◆ WORK TO COMPLETE: Where does the string "name" appear? Copy every line of the entries below that holds it.

◆ EXERCISE INPUT:
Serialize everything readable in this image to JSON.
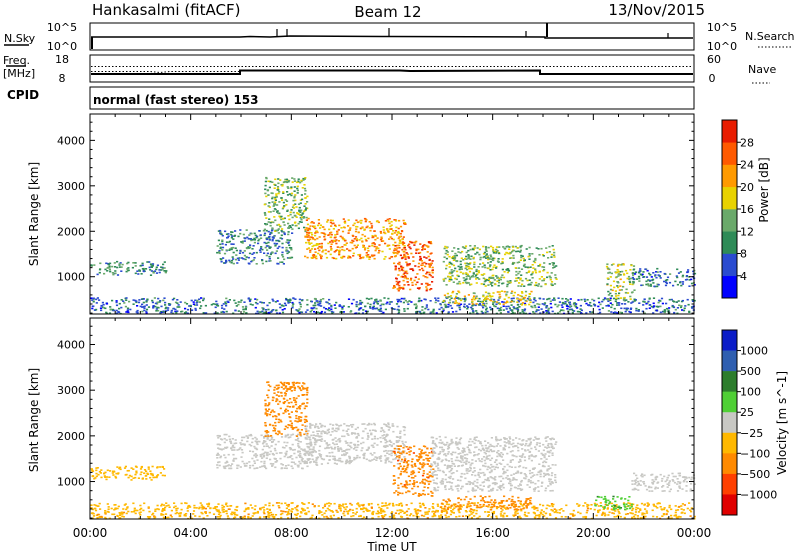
{
  "header": {
    "radar": "Hankasalmi (fitACF)",
    "beam": "Beam 12",
    "date": "13/Nov/2015"
  },
  "params": {
    "nsky_label": "N.Sky",
    "nsearch_label": "N.Search",
    "freq_label_1": "Freq.",
    "freq_label_2": "[MHz]",
    "nave_label": "Nave",
    "cpid_label": "CPID",
    "cpid_text": "normal (fast stereo) 153",
    "noise_ticks": [
      "10^5",
      "10^0"
    ],
    "freq_ticks": [
      "18",
      "8"
    ],
    "nave_ticks": [
      "60",
      "0"
    ]
  },
  "colors": {
    "power": [
      "#0000ff",
      "#2a4bd0",
      "#2e8b57",
      "#6aa96a",
      "#e8d200",
      "#ff9a00",
      "#ff5a00",
      "#e81c00"
    ],
    "velocity": [
      "#0b1cc7",
      "#2f5fb0",
      "#2c7d2c",
      "#4fcf35",
      "#c8c8c4",
      "#ffb800",
      "#ff8a00",
      "#ff4000",
      "#e00000"
    ]
  },
  "chart_data": [
    {
      "type": "heatmap",
      "title": "Power",
      "xlabel": "Time UT",
      "ylabel": "Slant Range [km]",
      "colorbar_label": "Power [dB]",
      "x_ticks": [
        "00:00",
        "04:00",
        "08:00",
        "12:00",
        "16:00",
        "20:00",
        "00:00"
      ],
      "y_ticks": [
        1000,
        2000,
        3000,
        4000
      ],
      "xlim": [
        0,
        24
      ],
      "ylim": [
        180,
        4580
      ],
      "colorbar_ticks": [
        "4",
        "8",
        "12",
        "16",
        "20",
        "24",
        "28"
      ],
      "clim": [
        0,
        32
      ],
      "regions": [
        {
          "t0": 0.0,
          "t1": 3.0,
          "r0": 1050,
          "r1": 1350,
          "value": 10
        },
        {
          "t0": 0.0,
          "t1": 24.0,
          "r0": 200,
          "r1": 550,
          "value": 8
        },
        {
          "t0": 5.0,
          "t1": 8.0,
          "r0": 1300,
          "r1": 2050,
          "value": 9
        },
        {
          "t0": 6.9,
          "t1": 8.6,
          "r0": 2000,
          "r1": 3200,
          "value": 14
        },
        {
          "t0": 8.5,
          "t1": 12.5,
          "r0": 1400,
          "r1": 2300,
          "value": 22
        },
        {
          "t0": 12.0,
          "t1": 13.6,
          "r0": 700,
          "r1": 1800,
          "value": 26
        },
        {
          "t0": 14.0,
          "t1": 18.5,
          "r0": 800,
          "r1": 1700,
          "value": 14
        },
        {
          "t0": 14.0,
          "t1": 17.5,
          "r0": 400,
          "r1": 700,
          "value": 18
        },
        {
          "t0": 20.5,
          "t1": 21.6,
          "r0": 500,
          "r1": 1300,
          "value": 16
        },
        {
          "t0": 21.5,
          "t1": 24.0,
          "r0": 800,
          "r1": 1200,
          "value": 8
        }
      ]
    },
    {
      "type": "heatmap",
      "title": "Velocity",
      "xlabel": "Time UT",
      "ylabel": "Slant Range [km]",
      "colorbar_label": "Velocity [m s^-1]",
      "x_ticks": [
        "00:00",
        "04:00",
        "08:00",
        "12:00",
        "16:00",
        "20:00",
        "00:00"
      ],
      "y_ticks": [
        1000,
        2000,
        3000,
        4000
      ],
      "xlim": [
        0,
        24
      ],
      "ylim": [
        180,
        4580
      ],
      "colorbar_ticks": [
        "1000",
        "500",
        "100",
        "25",
        "−25",
        "−100",
        "−500",
        "−1000"
      ],
      "regions": [
        {
          "t0": 0.0,
          "t1": 3.0,
          "r0": 1050,
          "r1": 1350,
          "value": -50
        },
        {
          "t0": 0.0,
          "t1": 24.0,
          "r0": 200,
          "r1": 550,
          "value": -80
        },
        {
          "t0": 5.0,
          "t1": 9.0,
          "r0": 1300,
          "r1": 2050,
          "value": 0
        },
        {
          "t0": 6.9,
          "t1": 8.6,
          "r0": 2000,
          "r1": 3200,
          "value": -300
        },
        {
          "t0": 8.5,
          "t1": 12.5,
          "r0": 1400,
          "r1": 2300,
          "value": 0
        },
        {
          "t0": 12.0,
          "t1": 13.6,
          "r0": 700,
          "r1": 1800,
          "value": -400
        },
        {
          "t0": 13.5,
          "t1": 18.5,
          "r0": 800,
          "r1": 2000,
          "value": 0
        },
        {
          "t0": 14.0,
          "t1": 17.5,
          "r0": 400,
          "r1": 700,
          "value": -200
        },
        {
          "t0": 20.0,
          "t1": 21.5,
          "r0": 400,
          "r1": 700,
          "value": 80
        },
        {
          "t0": 21.5,
          "t1": 24.0,
          "r0": 800,
          "r1": 1200,
          "value": 0
        }
      ]
    }
  ]
}
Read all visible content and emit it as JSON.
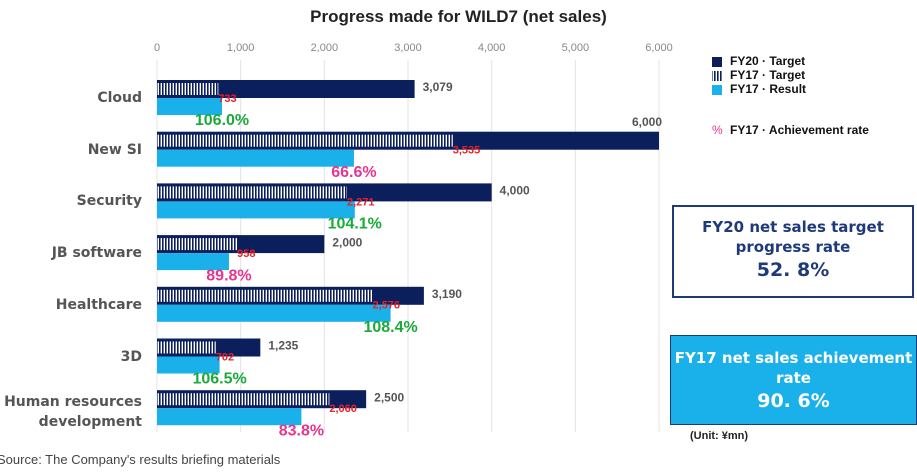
{
  "chart_data": {
    "type": "bar",
    "title": "Progress made for WILD7 (net sales)",
    "categories": [
      "Cloud",
      "New SI",
      "Security",
      "JB software",
      "Healthcare",
      "3D",
      "Human resources development"
    ],
    "series": [
      {
        "name": "FY20 · Target",
        "color": "#0b1f5c",
        "values": [
          3079,
          6000,
          4000,
          2000,
          3190,
          1235,
          2500
        ],
        "value_labels": [
          "3,079",
          "6,000",
          "4,000",
          "2,000",
          "3,190",
          "1,235",
          "2,500"
        ]
      },
      {
        "name": "FY17 · Target",
        "color": "#0b1f5c",
        "pattern": "stripes",
        "values": [
          733,
          3535,
          2271,
          958,
          2576,
          702,
          2060
        ],
        "value_labels": [
          "733",
          "3,535",
          "2,271",
          "958",
          "2,576",
          "702",
          "2,060"
        ],
        "label_color": "#e8202a"
      },
      {
        "name": "FY17 · Result",
        "color": "#1ab0ea",
        "values": [
          777,
          2354,
          2364,
          860,
          2792,
          748,
          1726
        ]
      }
    ],
    "rate": {
      "name": "FY17 · Achievement rate",
      "legend_symbol": "%",
      "legend_color": "#e8358d",
      "values": [
        106.0,
        66.6,
        104.1,
        89.8,
        108.4,
        106.5,
        83.8
      ],
      "value_labels": [
        "106.0%",
        "66.6%",
        "104.1%",
        "89.8%",
        "108.4%",
        "106.5%",
        "83.8%"
      ],
      "colors": [
        "#1aaa3a",
        "#e8358d",
        "#1aaa3a",
        "#e8358d",
        "#1aaa3a",
        "#1aaa3a",
        "#e8358d"
      ]
    },
    "xlim": [
      0,
      6000
    ],
    "xticks": [
      0,
      {
        "value": 1000,
        "label": "1,000"
      },
      {
        "value": 2000,
        "label": "2,000"
      },
      {
        "value": 3000,
        "label": "3,000"
      },
      {
        "value": 4000,
        "label": "4,000"
      },
      {
        "value": 5000,
        "label": "5,000"
      },
      {
        "value": 6000,
        "label": "6,000"
      }
    ],
    "grid": true,
    "legend": "upper right",
    "boxes": [
      {
        "text": "FY20 net sales target progress rate",
        "value": "52. 8%"
      },
      {
        "text": "FY17 net sales achievement rate",
        "value": "90. 6%"
      }
    ],
    "unit": "(Unit: ¥mn)",
    "source": "Source: The Company's results briefing materials"
  }
}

◆ OUTPUT FOR THIS EXERCISE:
        "name": "FY20 · Target",
        "name": "FY17 · Target",
        "name": "FY17 · Result",
      "name": "FY17 · Achievement rate",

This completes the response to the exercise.